ENTRIES SHOWN –
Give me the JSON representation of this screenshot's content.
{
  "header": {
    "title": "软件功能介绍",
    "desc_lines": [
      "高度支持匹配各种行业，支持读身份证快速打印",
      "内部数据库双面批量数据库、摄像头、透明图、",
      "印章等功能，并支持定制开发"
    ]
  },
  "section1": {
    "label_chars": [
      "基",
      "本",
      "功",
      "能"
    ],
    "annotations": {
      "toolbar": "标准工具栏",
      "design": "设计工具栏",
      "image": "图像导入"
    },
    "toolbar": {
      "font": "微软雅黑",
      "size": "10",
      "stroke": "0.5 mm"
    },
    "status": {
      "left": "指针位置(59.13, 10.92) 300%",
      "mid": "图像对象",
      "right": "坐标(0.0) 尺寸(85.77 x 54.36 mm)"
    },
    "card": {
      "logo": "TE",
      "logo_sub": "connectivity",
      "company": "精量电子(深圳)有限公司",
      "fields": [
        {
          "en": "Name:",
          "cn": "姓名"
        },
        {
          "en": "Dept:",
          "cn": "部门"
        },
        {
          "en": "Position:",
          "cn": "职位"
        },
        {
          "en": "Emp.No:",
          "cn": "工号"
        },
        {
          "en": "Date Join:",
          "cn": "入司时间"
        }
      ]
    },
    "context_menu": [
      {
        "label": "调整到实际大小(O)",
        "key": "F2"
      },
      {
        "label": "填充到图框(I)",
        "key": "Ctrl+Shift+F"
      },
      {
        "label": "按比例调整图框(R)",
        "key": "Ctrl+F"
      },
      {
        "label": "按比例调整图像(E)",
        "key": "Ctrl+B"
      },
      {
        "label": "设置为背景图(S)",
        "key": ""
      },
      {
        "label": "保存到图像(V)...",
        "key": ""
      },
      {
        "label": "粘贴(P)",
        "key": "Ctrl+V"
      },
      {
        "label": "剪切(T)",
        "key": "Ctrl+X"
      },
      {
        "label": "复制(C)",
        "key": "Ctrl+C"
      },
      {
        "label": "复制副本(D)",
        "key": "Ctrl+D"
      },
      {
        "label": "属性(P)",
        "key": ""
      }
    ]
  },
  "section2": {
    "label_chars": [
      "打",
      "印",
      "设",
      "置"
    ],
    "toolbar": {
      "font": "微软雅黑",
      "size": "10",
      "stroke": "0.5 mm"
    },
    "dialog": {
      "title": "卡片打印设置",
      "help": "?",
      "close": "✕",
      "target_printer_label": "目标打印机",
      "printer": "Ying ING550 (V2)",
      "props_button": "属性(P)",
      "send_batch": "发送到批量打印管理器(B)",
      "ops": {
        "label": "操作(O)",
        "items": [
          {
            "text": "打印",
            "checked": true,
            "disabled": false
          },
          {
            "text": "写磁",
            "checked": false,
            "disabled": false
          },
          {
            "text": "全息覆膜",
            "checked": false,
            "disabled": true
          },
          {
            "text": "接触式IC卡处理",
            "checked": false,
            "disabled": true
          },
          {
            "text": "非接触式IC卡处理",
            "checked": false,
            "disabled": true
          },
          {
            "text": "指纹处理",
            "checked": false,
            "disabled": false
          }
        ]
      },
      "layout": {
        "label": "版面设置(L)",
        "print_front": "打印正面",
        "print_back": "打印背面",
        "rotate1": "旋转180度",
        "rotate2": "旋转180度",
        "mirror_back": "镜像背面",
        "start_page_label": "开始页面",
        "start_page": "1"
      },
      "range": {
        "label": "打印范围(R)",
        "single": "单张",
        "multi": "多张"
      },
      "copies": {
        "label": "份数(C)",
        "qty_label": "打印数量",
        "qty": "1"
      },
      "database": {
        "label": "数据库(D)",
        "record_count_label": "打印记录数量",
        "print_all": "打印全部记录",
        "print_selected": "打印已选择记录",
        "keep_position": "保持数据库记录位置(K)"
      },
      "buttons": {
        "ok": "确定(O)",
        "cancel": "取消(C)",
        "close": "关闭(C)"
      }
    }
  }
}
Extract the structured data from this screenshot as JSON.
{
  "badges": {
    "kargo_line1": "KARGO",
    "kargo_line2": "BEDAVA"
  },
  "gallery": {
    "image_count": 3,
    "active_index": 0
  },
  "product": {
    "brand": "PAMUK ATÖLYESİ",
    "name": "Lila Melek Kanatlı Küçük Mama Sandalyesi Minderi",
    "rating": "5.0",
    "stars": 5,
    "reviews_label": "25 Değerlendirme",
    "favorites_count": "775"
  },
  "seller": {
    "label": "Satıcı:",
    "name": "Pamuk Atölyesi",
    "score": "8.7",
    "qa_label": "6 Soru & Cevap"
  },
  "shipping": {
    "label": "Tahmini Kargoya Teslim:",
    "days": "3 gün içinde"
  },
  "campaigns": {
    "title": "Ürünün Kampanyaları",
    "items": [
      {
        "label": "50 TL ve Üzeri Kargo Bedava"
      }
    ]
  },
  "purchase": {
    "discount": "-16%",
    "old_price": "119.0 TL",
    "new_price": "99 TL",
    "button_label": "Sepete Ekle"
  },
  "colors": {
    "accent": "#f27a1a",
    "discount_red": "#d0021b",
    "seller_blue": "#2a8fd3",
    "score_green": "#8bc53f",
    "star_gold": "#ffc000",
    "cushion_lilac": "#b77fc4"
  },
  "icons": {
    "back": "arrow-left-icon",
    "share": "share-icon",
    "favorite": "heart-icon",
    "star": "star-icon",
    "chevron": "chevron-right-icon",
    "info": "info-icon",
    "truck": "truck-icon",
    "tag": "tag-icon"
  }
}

YOUR INSTRUCTIONS – Above are the records; retype every one exactly.

FULL SOLUTION –
Give me the JSON representation of this screenshot's content.
{
  "header": {
    "title": "软件功能介绍",
    "desc_lines": [
      "高度支持匹配各种行业，支持读身份证快速打印",
      "内部数据库双面批量数据库、摄像头、透明图、",
      "印章等功能，并支持定制开发"
    ]
  },
  "section1": {
    "label_chars": [
      "基",
      "本",
      "功",
      "能"
    ],
    "annotations": {
      "toolbar": "标准工具栏",
      "design": "设计工具栏",
      "image": "图像导入"
    },
    "toolbar": {
      "font": "微软雅黑",
      "size": "10",
      "stroke": "0.5 mm"
    },
    "status": {
      "left": "指针位置(59.13, 10.92) 300%",
      "mid": "图像对象",
      "right": "坐标(0.0) 尺寸(85.77 x 54.36 mm)"
    },
    "card": {
      "logo": "TE",
      "logo_sub": "connectivity",
      "company": "精量电子(深圳)有限公司",
      "fields": [
        {
          "en": "Name:",
          "cn": "姓名"
        },
        {
          "en": "Dept:",
          "cn": "部门"
        },
        {
          "en": "Position:",
          "cn": "职位"
        },
        {
          "en": "Emp.No:",
          "cn": "工号"
        },
        {
          "en": "Date Join:",
          "cn": "入司时间"
        }
      ]
    },
    "context_menu": [
      {
        "label": "调整到实际大小(O)",
        "key": "F2"
      },
      {
        "label": "填充到图框(I)",
        "key": "Ctrl+Shift+F"
      },
      {
        "label": "按比例调整图框(R)",
        "key": "Ctrl+F"
      },
      {
        "label": "按比例调整图像(E)",
        "key": "Ctrl+B"
      },
      {
        "label": "设置为背景图(S)",
        "key": ""
      },
      {
        "label": "保存到图像(V)...",
        "key": ""
      },
      {
        "label": "粘贴(P)",
        "key": "Ctrl+V"
      },
      {
        "label": "剪切(T)",
        "key": "Ctrl+X"
      },
      {
        "label": "复制(C)",
        "key": "Ctrl+C"
      },
      {
        "label": "复制副本(D)",
        "key": "Ctrl+D"
      },
      {
        "label": "属性(P)",
        "key": ""
      }
    ]
  },
  "section2": {
    "label_chars": [
      "打",
      "印",
      "设",
      "置"
    ],
    "toolbar": {
      "font": "微软雅黑",
      "size": "10",
      "stroke": "0.5 mm"
    },
    "dialog": {
      "title": "卡片打印设置",
      "help": "?",
      "close": "✕",
      "target_printer_label": "目标打印机",
      "printer": "Ying ING550 (V2)",
      "props_button": "属性(P)",
      "send_batch": "发送到批量打印管理器(B)",
      "ops": {
        "label": "操作(O)",
        "items": [
          {
            "text": "打印",
            "checked": true,
            "disabled": false
          },
          {
            "text": "写磁",
            "checked": false,
            "disabled": false
          },
          {
            "text": "全息覆膜",
            "checked": false,
            "disabled": true
          },
          {
            "text": "接触式IC卡处理",
            "checked": false,
            "disabled": true
          },
          {
            "text": "非接触式IC卡处理",
            "checked": false,
            "disabled": true
          },
          {
            "text": "指纹处理",
            "checked": false,
            "disabled": false
          }
        ]
      },
      "layout": {
        "label": "版面设置(L)",
        "print_front": "打印正面",
        "print_back": "打印背面",
        "rotate1": "旋转180度",
        "rotate2": "旋转180度",
        "mirror_back": "镜像背面",
        "start_page_label": "开始页面",
        "start_page": "1"
      },
      "range": {
        "label": "打印范围(R)",
        "single": "单张",
        "multi": "多张"
      },
      "copies": {
        "label": "份数(C)",
        "qty_label": "打印数量",
        "qty": "1"
      },
      "database": {
        "label": "数据库(D)",
        "record_count_label": "打印记录数量",
        "print_all": "打印全部记录",
        "print_selected": "打印已选择记录",
        "keep_position": "保持数据库记录位置(K)"
      },
      "buttons": {
        "ok": "确定(O)",
        "cancel": "取消(C)",
        "close": "关闭(C)"
      }
    }
  }
}
Extract the structured data from this screenshot as JSON.
{
  "badges": {
    "kargo_line1": "KARGO",
    "kargo_line2": "BEDAVA"
  },
  "gallery": {
    "image_count": 3,
    "active_index": 0
  },
  "product": {
    "brand": "PAMUK ATÖLYESİ",
    "name": "Lila Melek Kanatlı Küçük Mama Sandalyesi Minderi",
    "rating": "5.0",
    "stars": 5,
    "reviews_label": "25 Değerlendirme",
    "favorites_count": "775"
  },
  "seller": {
    "label": "Satıcı:",
    "name": "Pamuk Atölyesi",
    "score": "8.7",
    "qa_label": "6 Soru & Cevap"
  },
  "shipping": {
    "label": "Tahmini Kargoya Teslim:",
    "days": "3 gün içinde"
  },
  "campaigns": {
    "title": "Ürünün Kampanyaları",
    "items": [
      {
        "label": "50 TL ve Üzeri Kargo Bedava"
      }
    ]
  },
  "purchase": {
    "discount": "-16%",
    "old_price": "119.0 TL",
    "new_price": "99 TL",
    "button_label": "Sepete Ekle"
  },
  "colors": {
    "accent": "#f27a1a",
    "discount_red": "#d0021b",
    "seller_blue": "#2a8fd3",
    "score_green": "#8bc53f",
    "star_gold": "#ffc000",
    "cushion_lilac": "#b77fc4"
  },
  "icons": {
    "back": "arrow-left-icon",
    "share": "share-icon",
    "favorite": "heart-icon",
    "star": "star-icon",
    "chevron": "chevron-right-icon",
    "info": "info-icon",
    "truck": "truck-icon",
    "tag": "tag-icon"
  }
}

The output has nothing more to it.